YOUR TASK:
Your task is to count the lines of the entries below that include the word "students" and to give only the resulting number.

Stored data
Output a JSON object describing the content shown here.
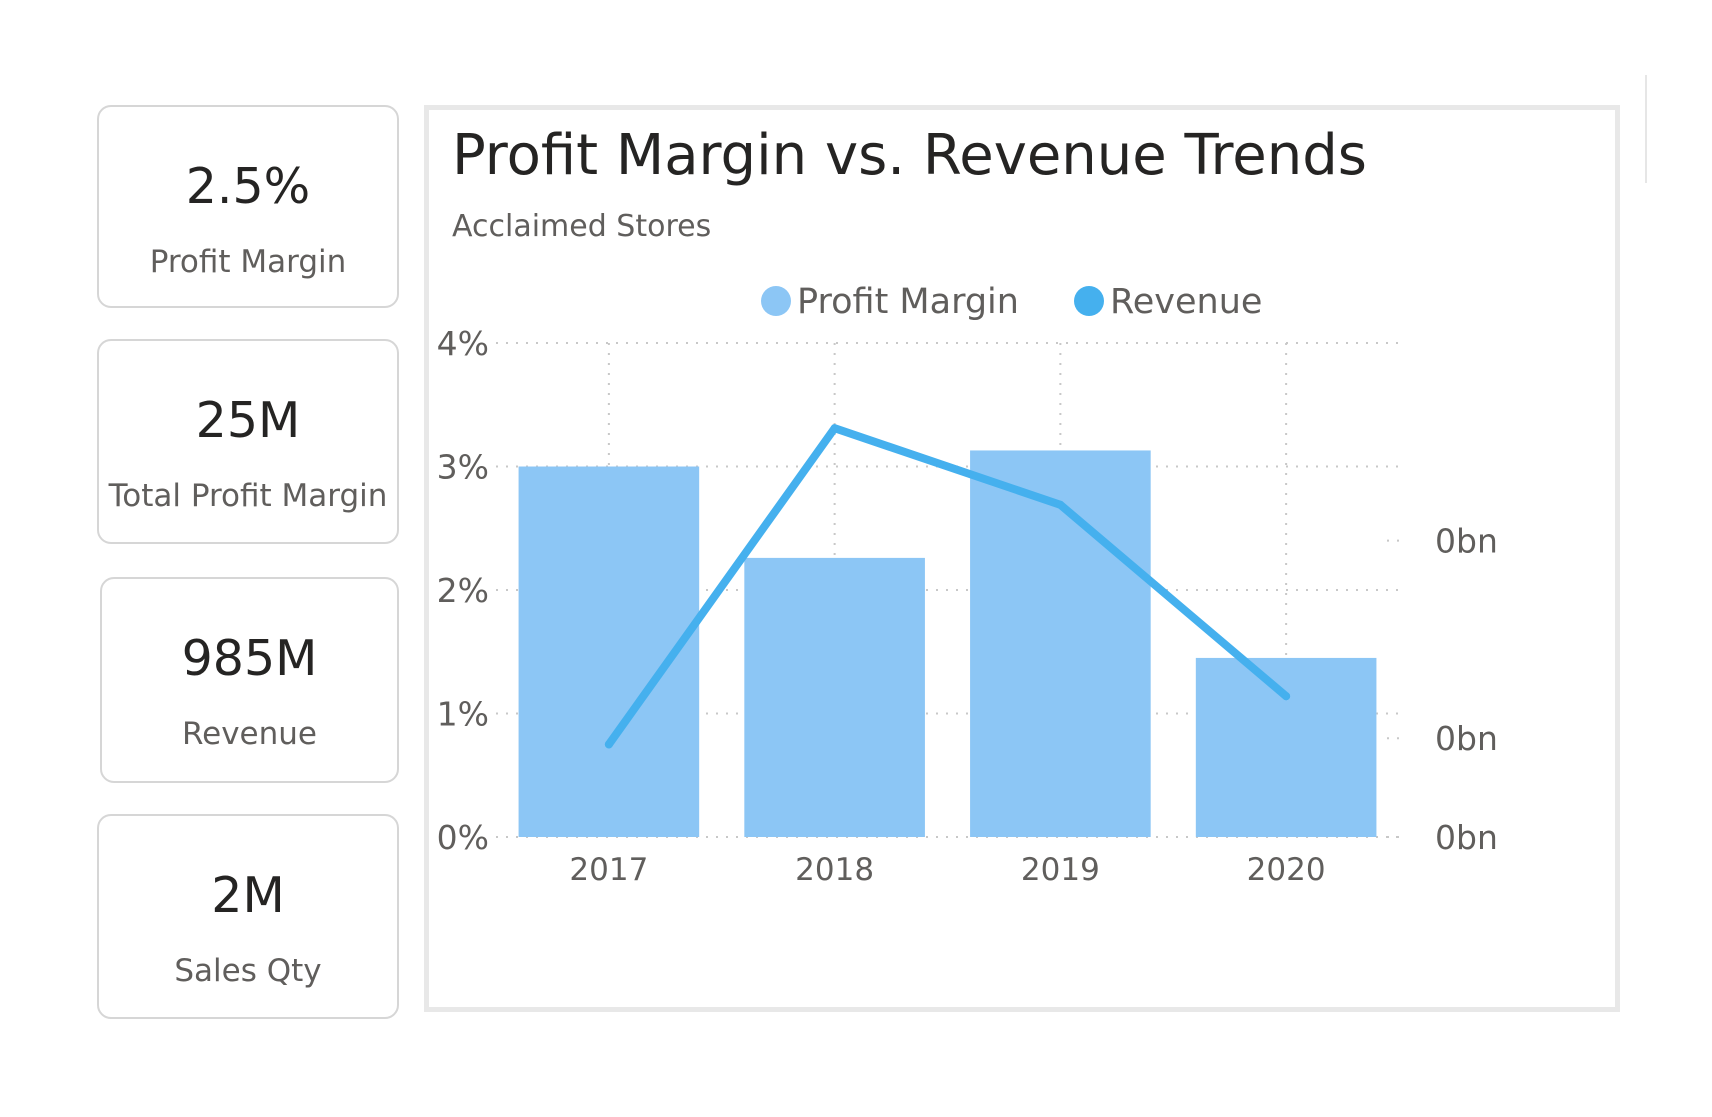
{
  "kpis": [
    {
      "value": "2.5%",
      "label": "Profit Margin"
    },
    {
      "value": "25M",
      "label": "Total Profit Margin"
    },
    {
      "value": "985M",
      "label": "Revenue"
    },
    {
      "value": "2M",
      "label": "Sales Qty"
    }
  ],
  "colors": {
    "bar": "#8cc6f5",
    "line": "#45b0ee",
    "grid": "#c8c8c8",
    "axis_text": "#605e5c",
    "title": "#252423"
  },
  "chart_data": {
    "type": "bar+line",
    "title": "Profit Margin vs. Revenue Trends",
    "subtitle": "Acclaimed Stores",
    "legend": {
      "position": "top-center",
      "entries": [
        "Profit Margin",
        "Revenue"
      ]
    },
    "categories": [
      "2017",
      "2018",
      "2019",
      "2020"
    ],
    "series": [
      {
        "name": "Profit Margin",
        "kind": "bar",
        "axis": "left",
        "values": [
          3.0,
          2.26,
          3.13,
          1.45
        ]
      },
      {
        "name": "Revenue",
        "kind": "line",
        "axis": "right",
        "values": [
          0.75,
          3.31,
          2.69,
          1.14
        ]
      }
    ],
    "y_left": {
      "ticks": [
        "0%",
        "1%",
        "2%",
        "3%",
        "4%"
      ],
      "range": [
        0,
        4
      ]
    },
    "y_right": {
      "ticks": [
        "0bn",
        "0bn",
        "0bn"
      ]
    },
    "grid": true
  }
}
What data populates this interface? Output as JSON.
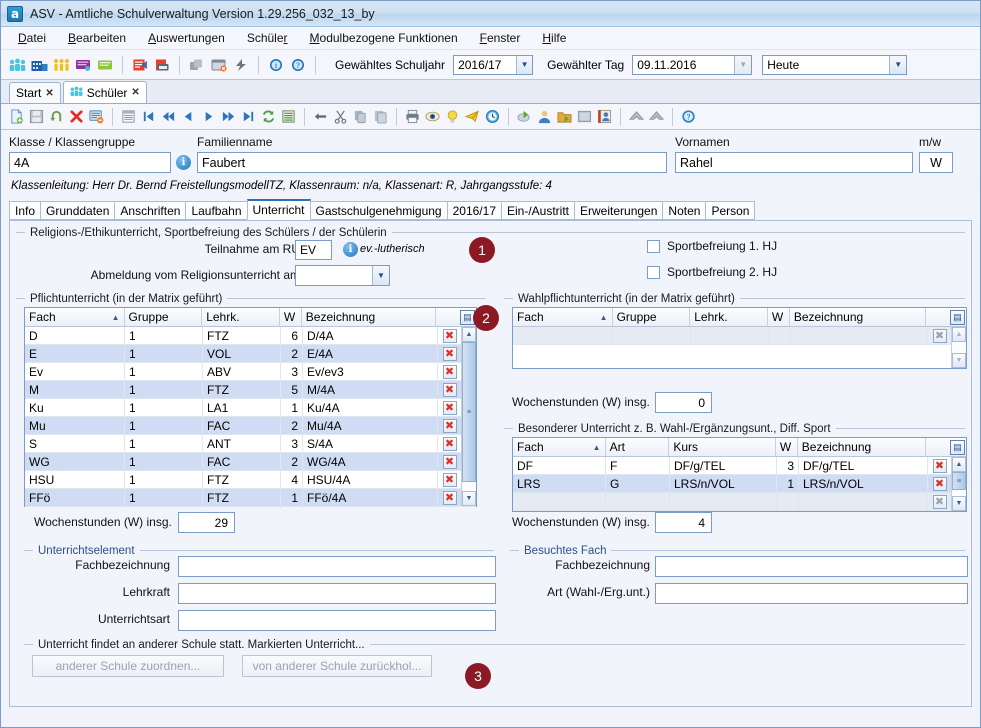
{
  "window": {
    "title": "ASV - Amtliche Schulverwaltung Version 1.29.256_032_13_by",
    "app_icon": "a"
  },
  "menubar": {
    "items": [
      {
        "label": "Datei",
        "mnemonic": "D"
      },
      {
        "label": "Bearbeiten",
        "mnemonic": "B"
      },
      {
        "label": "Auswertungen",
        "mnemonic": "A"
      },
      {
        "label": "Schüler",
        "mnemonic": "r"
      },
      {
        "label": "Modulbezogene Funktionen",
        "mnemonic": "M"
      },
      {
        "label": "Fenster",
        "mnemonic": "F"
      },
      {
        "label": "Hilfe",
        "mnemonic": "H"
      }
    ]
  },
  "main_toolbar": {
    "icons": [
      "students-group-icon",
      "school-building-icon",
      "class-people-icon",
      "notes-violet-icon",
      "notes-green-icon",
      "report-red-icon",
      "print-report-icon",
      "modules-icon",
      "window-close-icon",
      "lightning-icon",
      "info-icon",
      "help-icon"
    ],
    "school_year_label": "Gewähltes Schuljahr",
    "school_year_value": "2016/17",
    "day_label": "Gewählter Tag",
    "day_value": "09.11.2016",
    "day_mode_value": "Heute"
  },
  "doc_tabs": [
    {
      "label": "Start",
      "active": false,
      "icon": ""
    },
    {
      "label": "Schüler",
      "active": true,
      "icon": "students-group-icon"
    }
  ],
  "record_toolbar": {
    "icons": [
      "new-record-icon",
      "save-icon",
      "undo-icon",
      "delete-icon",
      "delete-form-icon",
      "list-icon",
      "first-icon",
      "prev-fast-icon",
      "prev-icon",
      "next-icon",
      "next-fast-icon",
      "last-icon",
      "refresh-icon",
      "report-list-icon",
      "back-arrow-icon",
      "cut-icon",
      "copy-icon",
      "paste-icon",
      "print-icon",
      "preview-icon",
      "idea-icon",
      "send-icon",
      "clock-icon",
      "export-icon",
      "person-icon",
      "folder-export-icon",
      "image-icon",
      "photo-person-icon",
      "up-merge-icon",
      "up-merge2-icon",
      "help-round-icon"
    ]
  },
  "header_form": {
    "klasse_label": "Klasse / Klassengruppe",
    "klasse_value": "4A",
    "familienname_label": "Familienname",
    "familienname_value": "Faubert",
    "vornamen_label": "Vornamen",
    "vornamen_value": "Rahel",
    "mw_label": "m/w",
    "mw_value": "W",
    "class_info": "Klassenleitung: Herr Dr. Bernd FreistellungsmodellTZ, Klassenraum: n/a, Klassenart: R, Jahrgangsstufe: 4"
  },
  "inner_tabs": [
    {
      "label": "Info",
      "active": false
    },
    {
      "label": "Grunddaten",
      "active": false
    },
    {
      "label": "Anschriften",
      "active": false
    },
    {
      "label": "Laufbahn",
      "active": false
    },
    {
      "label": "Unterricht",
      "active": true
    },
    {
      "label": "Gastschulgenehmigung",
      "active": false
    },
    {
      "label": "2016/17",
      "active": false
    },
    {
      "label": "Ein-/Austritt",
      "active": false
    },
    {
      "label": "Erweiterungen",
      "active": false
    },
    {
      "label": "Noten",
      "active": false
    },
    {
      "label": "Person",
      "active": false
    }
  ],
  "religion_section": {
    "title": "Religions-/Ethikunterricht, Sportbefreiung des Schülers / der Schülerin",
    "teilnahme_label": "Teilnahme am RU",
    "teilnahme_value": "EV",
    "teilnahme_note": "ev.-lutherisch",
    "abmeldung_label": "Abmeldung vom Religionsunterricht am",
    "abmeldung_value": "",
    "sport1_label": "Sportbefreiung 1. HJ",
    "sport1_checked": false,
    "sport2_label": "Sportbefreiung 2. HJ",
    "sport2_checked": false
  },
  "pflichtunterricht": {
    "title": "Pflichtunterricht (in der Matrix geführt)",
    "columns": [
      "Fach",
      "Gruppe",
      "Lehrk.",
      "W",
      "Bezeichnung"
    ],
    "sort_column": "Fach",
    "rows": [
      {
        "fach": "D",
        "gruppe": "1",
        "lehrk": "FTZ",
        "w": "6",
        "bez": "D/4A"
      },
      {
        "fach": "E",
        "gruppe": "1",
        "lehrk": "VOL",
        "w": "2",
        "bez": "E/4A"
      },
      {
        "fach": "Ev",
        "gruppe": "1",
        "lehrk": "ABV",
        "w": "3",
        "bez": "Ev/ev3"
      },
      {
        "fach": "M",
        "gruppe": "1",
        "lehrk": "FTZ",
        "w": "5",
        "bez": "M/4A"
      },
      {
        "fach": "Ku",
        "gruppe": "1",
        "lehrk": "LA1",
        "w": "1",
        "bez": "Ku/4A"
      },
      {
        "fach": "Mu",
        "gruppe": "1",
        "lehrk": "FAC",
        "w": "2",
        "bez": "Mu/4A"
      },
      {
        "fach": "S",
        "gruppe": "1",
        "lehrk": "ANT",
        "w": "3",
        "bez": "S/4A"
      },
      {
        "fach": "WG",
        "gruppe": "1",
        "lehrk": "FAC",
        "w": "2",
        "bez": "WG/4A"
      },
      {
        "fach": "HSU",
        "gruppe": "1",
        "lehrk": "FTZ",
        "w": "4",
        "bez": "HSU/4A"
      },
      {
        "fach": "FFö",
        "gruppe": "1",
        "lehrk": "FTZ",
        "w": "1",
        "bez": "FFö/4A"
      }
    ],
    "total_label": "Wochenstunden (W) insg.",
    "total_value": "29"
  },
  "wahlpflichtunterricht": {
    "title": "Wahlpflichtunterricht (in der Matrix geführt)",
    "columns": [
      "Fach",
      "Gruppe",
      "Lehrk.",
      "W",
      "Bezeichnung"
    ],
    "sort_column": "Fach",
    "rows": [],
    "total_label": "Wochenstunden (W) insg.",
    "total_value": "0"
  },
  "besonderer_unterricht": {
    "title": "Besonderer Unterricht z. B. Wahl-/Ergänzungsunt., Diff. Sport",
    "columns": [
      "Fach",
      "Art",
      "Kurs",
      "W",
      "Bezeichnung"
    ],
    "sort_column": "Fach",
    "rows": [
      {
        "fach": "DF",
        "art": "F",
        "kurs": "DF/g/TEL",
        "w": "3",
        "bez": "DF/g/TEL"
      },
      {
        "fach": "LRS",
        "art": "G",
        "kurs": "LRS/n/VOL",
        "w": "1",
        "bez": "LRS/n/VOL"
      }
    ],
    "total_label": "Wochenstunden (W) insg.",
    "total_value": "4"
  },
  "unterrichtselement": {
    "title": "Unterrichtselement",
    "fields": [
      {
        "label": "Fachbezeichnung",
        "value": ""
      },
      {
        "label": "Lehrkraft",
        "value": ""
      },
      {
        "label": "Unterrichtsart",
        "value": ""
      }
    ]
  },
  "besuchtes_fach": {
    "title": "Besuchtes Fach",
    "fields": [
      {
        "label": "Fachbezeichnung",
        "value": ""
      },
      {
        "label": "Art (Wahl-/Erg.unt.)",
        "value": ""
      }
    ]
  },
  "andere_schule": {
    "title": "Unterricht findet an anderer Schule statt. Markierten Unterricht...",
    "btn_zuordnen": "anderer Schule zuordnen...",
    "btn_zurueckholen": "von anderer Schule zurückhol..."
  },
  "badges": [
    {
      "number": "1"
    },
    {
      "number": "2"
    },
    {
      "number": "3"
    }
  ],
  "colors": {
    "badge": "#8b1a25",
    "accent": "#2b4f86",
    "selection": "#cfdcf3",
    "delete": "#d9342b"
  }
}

FINISHED TASK:
2